PROBLEM STATEMENT: Search the material for the string "hôtes", then return every line where it is found.

LISTED ENTRIES:
━━━━━━━━━━

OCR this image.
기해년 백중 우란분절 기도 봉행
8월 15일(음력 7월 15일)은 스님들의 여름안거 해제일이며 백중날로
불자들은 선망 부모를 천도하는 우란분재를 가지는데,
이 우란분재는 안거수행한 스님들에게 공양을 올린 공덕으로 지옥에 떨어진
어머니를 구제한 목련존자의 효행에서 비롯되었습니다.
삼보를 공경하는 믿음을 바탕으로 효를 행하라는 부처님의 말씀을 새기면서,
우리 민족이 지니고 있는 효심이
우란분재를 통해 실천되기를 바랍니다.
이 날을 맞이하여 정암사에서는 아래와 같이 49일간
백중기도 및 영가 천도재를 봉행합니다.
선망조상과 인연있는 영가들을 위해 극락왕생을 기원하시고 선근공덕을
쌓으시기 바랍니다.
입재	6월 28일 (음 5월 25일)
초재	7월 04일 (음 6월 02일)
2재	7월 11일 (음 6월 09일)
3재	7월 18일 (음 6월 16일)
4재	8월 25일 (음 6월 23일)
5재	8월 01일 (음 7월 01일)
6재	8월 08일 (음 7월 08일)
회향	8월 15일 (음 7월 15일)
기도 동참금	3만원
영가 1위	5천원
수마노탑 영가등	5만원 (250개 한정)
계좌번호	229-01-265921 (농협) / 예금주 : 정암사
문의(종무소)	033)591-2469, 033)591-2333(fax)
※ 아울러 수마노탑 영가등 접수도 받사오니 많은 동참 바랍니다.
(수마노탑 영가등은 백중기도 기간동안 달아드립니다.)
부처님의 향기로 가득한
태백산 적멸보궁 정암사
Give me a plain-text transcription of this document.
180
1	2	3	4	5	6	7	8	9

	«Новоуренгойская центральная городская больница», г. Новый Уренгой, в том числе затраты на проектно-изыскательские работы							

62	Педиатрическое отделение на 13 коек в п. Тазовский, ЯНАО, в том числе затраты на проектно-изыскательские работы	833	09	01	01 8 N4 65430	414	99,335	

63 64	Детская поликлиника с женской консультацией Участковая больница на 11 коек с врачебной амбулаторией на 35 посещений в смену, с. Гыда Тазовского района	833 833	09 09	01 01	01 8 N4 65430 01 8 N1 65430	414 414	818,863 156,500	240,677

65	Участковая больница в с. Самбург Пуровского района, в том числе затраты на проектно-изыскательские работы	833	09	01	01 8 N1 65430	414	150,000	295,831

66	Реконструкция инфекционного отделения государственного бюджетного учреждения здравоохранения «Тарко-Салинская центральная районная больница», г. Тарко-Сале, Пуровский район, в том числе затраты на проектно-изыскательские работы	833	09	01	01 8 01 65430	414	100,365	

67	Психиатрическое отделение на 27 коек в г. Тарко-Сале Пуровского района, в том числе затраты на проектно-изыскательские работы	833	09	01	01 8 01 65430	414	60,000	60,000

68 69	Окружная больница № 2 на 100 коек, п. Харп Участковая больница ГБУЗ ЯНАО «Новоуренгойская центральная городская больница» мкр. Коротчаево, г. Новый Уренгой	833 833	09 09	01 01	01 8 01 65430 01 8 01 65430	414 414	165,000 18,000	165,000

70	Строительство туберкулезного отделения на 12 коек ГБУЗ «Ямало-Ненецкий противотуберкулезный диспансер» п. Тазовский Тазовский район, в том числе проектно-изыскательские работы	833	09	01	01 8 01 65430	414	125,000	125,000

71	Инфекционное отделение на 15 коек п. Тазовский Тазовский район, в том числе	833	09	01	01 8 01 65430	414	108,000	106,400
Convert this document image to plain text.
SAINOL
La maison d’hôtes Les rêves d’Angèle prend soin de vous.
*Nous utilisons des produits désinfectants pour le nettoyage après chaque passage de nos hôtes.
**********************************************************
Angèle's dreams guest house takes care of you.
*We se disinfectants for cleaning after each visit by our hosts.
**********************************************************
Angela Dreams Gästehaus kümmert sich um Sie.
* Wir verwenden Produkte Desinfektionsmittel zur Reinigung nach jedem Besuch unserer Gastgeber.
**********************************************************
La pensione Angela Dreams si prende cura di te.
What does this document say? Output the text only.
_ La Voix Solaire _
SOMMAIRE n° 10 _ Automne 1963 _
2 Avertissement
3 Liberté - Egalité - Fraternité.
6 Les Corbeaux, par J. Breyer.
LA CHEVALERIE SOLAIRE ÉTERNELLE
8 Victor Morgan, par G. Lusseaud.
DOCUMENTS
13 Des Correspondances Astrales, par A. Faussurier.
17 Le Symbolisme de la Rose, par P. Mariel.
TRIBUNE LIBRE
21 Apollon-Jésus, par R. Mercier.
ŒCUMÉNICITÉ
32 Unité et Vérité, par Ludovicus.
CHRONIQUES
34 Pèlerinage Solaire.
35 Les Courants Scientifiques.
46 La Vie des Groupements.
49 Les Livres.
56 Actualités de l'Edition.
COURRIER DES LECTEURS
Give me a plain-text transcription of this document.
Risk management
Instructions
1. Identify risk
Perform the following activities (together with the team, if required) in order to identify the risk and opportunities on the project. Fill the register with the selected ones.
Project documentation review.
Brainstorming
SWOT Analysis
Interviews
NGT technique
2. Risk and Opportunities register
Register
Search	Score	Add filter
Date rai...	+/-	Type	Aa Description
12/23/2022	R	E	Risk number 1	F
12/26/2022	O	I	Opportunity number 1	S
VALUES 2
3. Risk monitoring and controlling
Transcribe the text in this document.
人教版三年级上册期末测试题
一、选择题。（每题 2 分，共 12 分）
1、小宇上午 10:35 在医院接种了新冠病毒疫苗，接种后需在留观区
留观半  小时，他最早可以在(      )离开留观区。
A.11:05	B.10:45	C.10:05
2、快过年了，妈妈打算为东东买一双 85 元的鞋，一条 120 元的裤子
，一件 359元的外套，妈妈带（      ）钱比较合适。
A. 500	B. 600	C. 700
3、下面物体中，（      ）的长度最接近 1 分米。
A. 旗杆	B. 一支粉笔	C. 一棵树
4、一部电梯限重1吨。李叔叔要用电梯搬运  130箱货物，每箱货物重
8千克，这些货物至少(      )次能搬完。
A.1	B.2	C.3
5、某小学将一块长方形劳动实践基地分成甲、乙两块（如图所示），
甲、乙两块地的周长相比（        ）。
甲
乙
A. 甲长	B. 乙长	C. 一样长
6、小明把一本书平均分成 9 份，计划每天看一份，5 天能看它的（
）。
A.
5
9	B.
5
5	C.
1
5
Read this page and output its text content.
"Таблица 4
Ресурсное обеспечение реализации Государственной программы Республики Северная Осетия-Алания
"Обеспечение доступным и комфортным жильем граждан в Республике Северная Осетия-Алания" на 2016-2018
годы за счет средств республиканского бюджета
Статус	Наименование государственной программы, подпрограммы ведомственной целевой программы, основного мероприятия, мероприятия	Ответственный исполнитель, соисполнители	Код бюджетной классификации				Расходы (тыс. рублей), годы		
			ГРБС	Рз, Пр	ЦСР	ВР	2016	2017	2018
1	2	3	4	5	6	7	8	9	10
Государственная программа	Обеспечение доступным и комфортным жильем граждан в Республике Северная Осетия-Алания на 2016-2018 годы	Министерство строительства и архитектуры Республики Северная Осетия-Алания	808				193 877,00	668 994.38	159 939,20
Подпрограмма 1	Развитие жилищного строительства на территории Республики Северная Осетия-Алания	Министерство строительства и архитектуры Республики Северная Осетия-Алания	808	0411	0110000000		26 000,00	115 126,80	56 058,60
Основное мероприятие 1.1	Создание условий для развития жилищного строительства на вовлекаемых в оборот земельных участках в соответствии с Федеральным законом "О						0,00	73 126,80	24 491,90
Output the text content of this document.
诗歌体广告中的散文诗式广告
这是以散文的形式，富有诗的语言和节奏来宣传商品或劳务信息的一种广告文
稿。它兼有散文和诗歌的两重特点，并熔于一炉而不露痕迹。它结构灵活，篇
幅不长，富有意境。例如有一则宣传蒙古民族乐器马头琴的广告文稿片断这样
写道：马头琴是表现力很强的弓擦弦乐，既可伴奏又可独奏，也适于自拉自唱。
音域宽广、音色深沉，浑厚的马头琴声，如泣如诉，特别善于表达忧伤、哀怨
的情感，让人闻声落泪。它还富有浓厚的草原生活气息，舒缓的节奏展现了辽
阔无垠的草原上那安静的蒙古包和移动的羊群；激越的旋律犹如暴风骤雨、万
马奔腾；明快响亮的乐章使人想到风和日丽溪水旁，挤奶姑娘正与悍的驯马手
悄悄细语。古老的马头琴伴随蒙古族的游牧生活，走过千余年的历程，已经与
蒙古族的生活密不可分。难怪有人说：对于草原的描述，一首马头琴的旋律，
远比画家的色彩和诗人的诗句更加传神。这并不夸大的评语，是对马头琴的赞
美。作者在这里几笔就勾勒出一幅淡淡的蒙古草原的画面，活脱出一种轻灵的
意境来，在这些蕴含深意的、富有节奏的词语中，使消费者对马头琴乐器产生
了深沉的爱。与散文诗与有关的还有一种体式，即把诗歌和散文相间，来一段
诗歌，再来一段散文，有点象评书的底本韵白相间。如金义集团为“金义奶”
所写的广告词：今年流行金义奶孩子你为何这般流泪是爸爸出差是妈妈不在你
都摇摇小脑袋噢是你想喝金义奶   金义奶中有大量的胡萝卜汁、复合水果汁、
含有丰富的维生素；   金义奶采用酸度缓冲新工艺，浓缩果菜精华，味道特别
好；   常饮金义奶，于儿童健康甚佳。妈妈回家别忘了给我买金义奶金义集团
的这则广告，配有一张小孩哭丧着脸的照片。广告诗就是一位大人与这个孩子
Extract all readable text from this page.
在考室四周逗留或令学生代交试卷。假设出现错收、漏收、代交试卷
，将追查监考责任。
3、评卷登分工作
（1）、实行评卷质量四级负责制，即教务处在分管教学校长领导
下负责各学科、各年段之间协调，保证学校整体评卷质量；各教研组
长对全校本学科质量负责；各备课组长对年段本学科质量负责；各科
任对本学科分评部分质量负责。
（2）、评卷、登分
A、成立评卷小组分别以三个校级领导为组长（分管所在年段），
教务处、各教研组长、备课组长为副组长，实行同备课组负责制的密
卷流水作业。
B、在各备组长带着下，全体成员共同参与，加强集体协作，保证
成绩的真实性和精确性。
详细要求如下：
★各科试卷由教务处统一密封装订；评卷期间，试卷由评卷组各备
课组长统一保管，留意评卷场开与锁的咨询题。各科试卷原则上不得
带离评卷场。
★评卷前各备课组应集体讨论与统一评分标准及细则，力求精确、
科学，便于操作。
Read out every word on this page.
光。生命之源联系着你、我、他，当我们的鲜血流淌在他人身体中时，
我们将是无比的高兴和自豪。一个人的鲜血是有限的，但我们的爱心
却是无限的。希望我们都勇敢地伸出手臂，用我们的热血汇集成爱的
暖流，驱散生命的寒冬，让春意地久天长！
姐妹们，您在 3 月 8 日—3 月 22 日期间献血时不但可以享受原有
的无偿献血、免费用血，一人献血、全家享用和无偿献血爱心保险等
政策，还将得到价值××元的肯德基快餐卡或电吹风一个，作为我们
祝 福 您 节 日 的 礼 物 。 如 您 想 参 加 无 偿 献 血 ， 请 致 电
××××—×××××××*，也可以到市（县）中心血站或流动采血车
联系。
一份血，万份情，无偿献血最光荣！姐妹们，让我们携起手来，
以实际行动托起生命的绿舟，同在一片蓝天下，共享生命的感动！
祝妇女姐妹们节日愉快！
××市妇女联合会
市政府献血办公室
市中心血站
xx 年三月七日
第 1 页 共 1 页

━━━━━━━━━━

TASK RESULT:
La maison d’hôtes Les rêves d’Angèle prend soin de vous.
*Nous utilisons des produits désinfectants pour le nettoyage après chaque passage de nos hôtes.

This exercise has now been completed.